Figure dataset records:
◇ ◇ ◇ ◇ ◇
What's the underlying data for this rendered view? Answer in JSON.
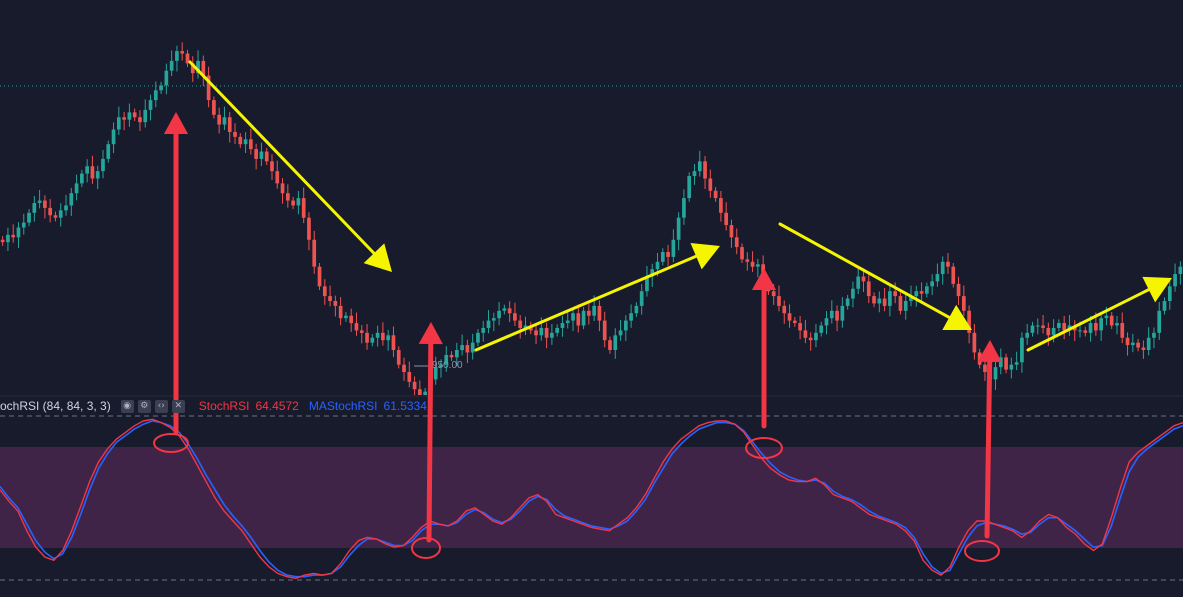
{
  "indicator": {
    "name": "ochRSI (84, 84, 3, 3)",
    "k_label": "StochRSI",
    "k_value": "64.4572",
    "d_label": "MAStochRSI",
    "d_value": "61.5334",
    "buttons": [
      "eye-icon",
      "gear-icon",
      "code-icon",
      "close-icon"
    ]
  },
  "price_marker": "950.00",
  "colors": {
    "background": "#171b2c",
    "up_candle": "#26a69a",
    "down_candle": "#ef5350",
    "k_line": "#f23645",
    "d_line": "#2962ff",
    "band_fill": "#3f2448",
    "arrow_yellow": "#f5f500",
    "arrow_red": "#f23645"
  },
  "chart_data": {
    "type": "candlestick",
    "price_closes": [
      4,
      7,
      6,
      10,
      12,
      16,
      20,
      21,
      18,
      15,
      14,
      17,
      19,
      24,
      28,
      32,
      35,
      30,
      33,
      38,
      44,
      50,
      55,
      54,
      57,
      55,
      53,
      58,
      62,
      66,
      68,
      74,
      78,
      82,
      81,
      77,
      73,
      78,
      72,
      62,
      56,
      52,
      55,
      49,
      47,
      44,
      46,
      42,
      38,
      41,
      37,
      33,
      28,
      24,
      21,
      19,
      22,
      14,
      5,
      -6,
      -14,
      -18,
      -20,
      -22,
      -27,
      -26,
      -29,
      -32,
      -33,
      -37,
      -35,
      -33,
      -36,
      -34,
      -40,
      -46,
      -49,
      -53,
      -56,
      -62,
      -57,
      -52,
      -47,
      -46,
      -42,
      -43,
      -40,
      -38,
      -41,
      -37,
      -33,
      -31,
      -28,
      -27,
      -24,
      -23,
      -25,
      -28,
      -31,
      -30,
      -32,
      -34,
      -31,
      -35,
      -33,
      -31,
      -29,
      -28,
      -25,
      -30,
      -24,
      -26,
      -22,
      -28,
      -36,
      -40,
      -34,
      -32,
      -28,
      -25,
      -22,
      -16,
      -10,
      -7,
      -4,
      0,
      -2,
      5,
      14,
      22,
      31,
      33,
      37,
      30,
      25,
      22,
      16,
      11,
      6,
      2,
      -3,
      -4,
      -6,
      -5,
      -12,
      -16,
      -18,
      -22,
      -25,
      -28,
      -29,
      -32,
      -35,
      -36,
      -33,
      -30,
      -27,
      -24,
      -28,
      -22,
      -19,
      -15,
      -10,
      -12,
      -18,
      -21,
      -19,
      -22,
      -16,
      -18,
      -24,
      -20,
      -18,
      -16,
      -17,
      -14,
      -12,
      -9,
      -4,
      -6,
      -13,
      -18,
      -24,
      -33,
      -41,
      -46,
      -49,
      -52,
      -47,
      -43,
      -48,
      -46,
      -45,
      -35,
      -33,
      -30,
      -30,
      -31,
      -34,
      -31,
      -29,
      -32,
      -30,
      -32,
      -32,
      -33,
      -29,
      -32,
      -27,
      -26,
      -30,
      -29,
      -35,
      -38,
      -37,
      -39,
      -40,
      -35,
      -33,
      -24,
      -20,
      -14,
      -9,
      -6
    ],
    "stoch_k": [
      55,
      48,
      42,
      30,
      20,
      14,
      12,
      18,
      30,
      45,
      60,
      72,
      80,
      86,
      90,
      94,
      97,
      98,
      96,
      93,
      88,
      80,
      70,
      60,
      50,
      42,
      36,
      30,
      22,
      14,
      8,
      4,
      2,
      1,
      3,
      4,
      3,
      4,
      10,
      18,
      24,
      26,
      25,
      22,
      20,
      21,
      26,
      32,
      36,
      34,
      33,
      36,
      42,
      44,
      40,
      36,
      34,
      38,
      44,
      50,
      52,
      48,
      40,
      38,
      36,
      34,
      32,
      31,
      30,
      34,
      38,
      44,
      52,
      62,
      72,
      80,
      86,
      90,
      94,
      96,
      97,
      97,
      95,
      90,
      82,
      74,
      68,
      64,
      61,
      60,
      60,
      62,
      58,
      52,
      50,
      48,
      44,
      40,
      38,
      36,
      34,
      30,
      24,
      12,
      6,
      3,
      8,
      20,
      30,
      36,
      36,
      34,
      32,
      30,
      26,
      30,
      36,
      40,
      38,
      32,
      28,
      22,
      18,
      22,
      38,
      56,
      72,
      78,
      82,
      86,
      90,
      94,
      96
    ],
    "stoch_d": [
      57,
      50,
      44,
      34,
      24,
      17,
      13,
      16,
      26,
      40,
      55,
      68,
      77,
      84,
      88,
      92,
      95,
      97,
      96,
      94,
      90,
      83,
      74,
      64,
      55,
      46,
      39,
      33,
      26,
      18,
      11,
      6,
      3,
      2,
      2,
      3,
      3,
      4,
      8,
      15,
      21,
      25,
      25,
      23,
      21,
      21,
      24,
      30,
      34,
      34,
      33,
      35,
      40,
      43,
      41,
      37,
      35,
      37,
      42,
      48,
      51,
      49,
      43,
      39,
      37,
      35,
      33,
      32,
      31,
      33,
      36,
      42,
      49,
      59,
      68,
      77,
      83,
      88,
      92,
      94,
      96,
      96,
      95,
      91,
      84,
      77,
      71,
      66,
      63,
      61,
      60,
      61,
      59,
      54,
      51,
      49,
      46,
      42,
      39,
      37,
      35,
      32,
      26,
      16,
      8,
      4,
      6,
      16,
      26,
      33,
      35,
      34,
      33,
      31,
      28,
      29,
      34,
      38,
      38,
      34,
      30,
      25,
      20,
      21,
      33,
      50,
      66,
      75,
      80,
      84,
      88,
      92,
      94
    ],
    "stoch_ylim": [
      0,
      100
    ],
    "stoch_levels": [
      20,
      80
    ],
    "stoch_bounds": [
      0,
      100
    ]
  }
}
◇ ◇ ◇ ◇ ◇
▶ _Direction_: Reproduce all entries without any change, and omit the pictures.

▶ _Written answer_:
What's the underlying data for this rendered view? Answer in JSON.
{
  "indicator": {
    "name": "ochRSI (84, 84, 3, 3)",
    "k_label": "StochRSI",
    "k_value": "64.4572",
    "d_label": "MAStochRSI",
    "d_value": "61.5334",
    "buttons": [
      "eye-icon",
      "gear-icon",
      "code-icon",
      "close-icon"
    ]
  },
  "price_marker": "950.00",
  "colors": {
    "background": "#171b2c",
    "up_candle": "#26a69a",
    "down_candle": "#ef5350",
    "k_line": "#f23645",
    "d_line": "#2962ff",
    "band_fill": "#3f2448",
    "arrow_yellow": "#f5f500",
    "arrow_red": "#f23645"
  },
  "chart_data": {
    "type": "candlestick",
    "price_closes": [
      4,
      7,
      6,
      10,
      12,
      16,
      20,
      21,
      18,
      15,
      14,
      17,
      19,
      24,
      28,
      32,
      35,
      30,
      33,
      38,
      44,
      50,
      55,
      54,
      57,
      55,
      53,
      58,
      62,
      66,
      68,
      74,
      78,
      82,
      81,
      77,
      73,
      78,
      72,
      62,
      56,
      52,
      55,
      49,
      47,
      44,
      46,
      42,
      38,
      41,
      37,
      33,
      28,
      24,
      21,
      19,
      22,
      14,
      5,
      -6,
      -14,
      -18,
      -20,
      -22,
      -27,
      -26,
      -29,
      -32,
      -33,
      -37,
      -35,
      -33,
      -36,
      -34,
      -40,
      -46,
      -49,
      -53,
      -56,
      -62,
      -57,
      -52,
      -47,
      -46,
      -42,
      -43,
      -40,
      -38,
      -41,
      -37,
      -33,
      -31,
      -28,
      -27,
      -24,
      -23,
      -25,
      -28,
      -31,
      -30,
      -32,
      -34,
      -31,
      -35,
      -33,
      -31,
      -29,
      -28,
      -25,
      -30,
      -24,
      -26,
      -22,
      -28,
      -36,
      -40,
      -34,
      -32,
      -28,
      -25,
      -22,
      -16,
      -10,
      -7,
      -4,
      0,
      -2,
      5,
      14,
      22,
      31,
      33,
      37,
      30,
      25,
      22,
      16,
      11,
      6,
      2,
      -3,
      -4,
      -6,
      -5,
      -12,
      -16,
      -18,
      -22,
      -25,
      -28,
      -29,
      -32,
      -35,
      -36,
      -33,
      -30,
      -27,
      -24,
      -28,
      -22,
      -19,
      -15,
      -10,
      -12,
      -18,
      -21,
      -19,
      -22,
      -16,
      -18,
      -24,
      -20,
      -18,
      -16,
      -17,
      -14,
      -12,
      -9,
      -4,
      -6,
      -13,
      -18,
      -24,
      -33,
      -41,
      -46,
      -49,
      -52,
      -47,
      -43,
      -48,
      -46,
      -45,
      -35,
      -33,
      -30,
      -30,
      -31,
      -34,
      -31,
      -29,
      -32,
      -30,
      -32,
      -32,
      -33,
      -29,
      -32,
      -27,
      -26,
      -30,
      -29,
      -35,
      -38,
      -37,
      -39,
      -40,
      -35,
      -33,
      -24,
      -20,
      -14,
      -9,
      -6
    ],
    "stoch_k": [
      55,
      48,
      42,
      30,
      20,
      14,
      12,
      18,
      30,
      45,
      60,
      72,
      80,
      86,
      90,
      94,
      97,
      98,
      96,
      93,
      88,
      80,
      70,
      60,
      50,
      42,
      36,
      30,
      22,
      14,
      8,
      4,
      2,
      1,
      3,
      4,
      3,
      4,
      10,
      18,
      24,
      26,
      25,
      22,
      20,
      21,
      26,
      32,
      36,
      34,
      33,
      36,
      42,
      44,
      40,
      36,
      34,
      38,
      44,
      50,
      52,
      48,
      40,
      38,
      36,
      34,
      32,
      31,
      30,
      34,
      38,
      44,
      52,
      62,
      72,
      80,
      86,
      90,
      94,
      96,
      97,
      97,
      95,
      90,
      82,
      74,
      68,
      64,
      61,
      60,
      60,
      62,
      58,
      52,
      50,
      48,
      44,
      40,
      38,
      36,
      34,
      30,
      24,
      12,
      6,
      3,
      8,
      20,
      30,
      36,
      36,
      34,
      32,
      30,
      26,
      30,
      36,
      40,
      38,
      32,
      28,
      22,
      18,
      22,
      38,
      56,
      72,
      78,
      82,
      86,
      90,
      94,
      96
    ],
    "stoch_d": [
      57,
      50,
      44,
      34,
      24,
      17,
      13,
      16,
      26,
      40,
      55,
      68,
      77,
      84,
      88,
      92,
      95,
      97,
      96,
      94,
      90,
      83,
      74,
      64,
      55,
      46,
      39,
      33,
      26,
      18,
      11,
      6,
      3,
      2,
      2,
      3,
      3,
      4,
      8,
      15,
      21,
      25,
      25,
      23,
      21,
      21,
      24,
      30,
      34,
      34,
      33,
      35,
      40,
      43,
      41,
      37,
      35,
      37,
      42,
      48,
      51,
      49,
      43,
      39,
      37,
      35,
      33,
      32,
      31,
      33,
      36,
      42,
      49,
      59,
      68,
      77,
      83,
      88,
      92,
      94,
      96,
      96,
      95,
      91,
      84,
      77,
      71,
      66,
      63,
      61,
      60,
      61,
      59,
      54,
      51,
      49,
      46,
      42,
      39,
      37,
      35,
      32,
      26,
      16,
      8,
      4,
      6,
      16,
      26,
      33,
      35,
      34,
      33,
      31,
      28,
      29,
      34,
      38,
      38,
      34,
      30,
      25,
      20,
      21,
      33,
      50,
      66,
      75,
      80,
      84,
      88,
      92,
      94
    ],
    "stoch_ylim": [
      0,
      100
    ],
    "stoch_levels": [
      20,
      80
    ],
    "stoch_bounds": [
      0,
      100
    ]
  }
}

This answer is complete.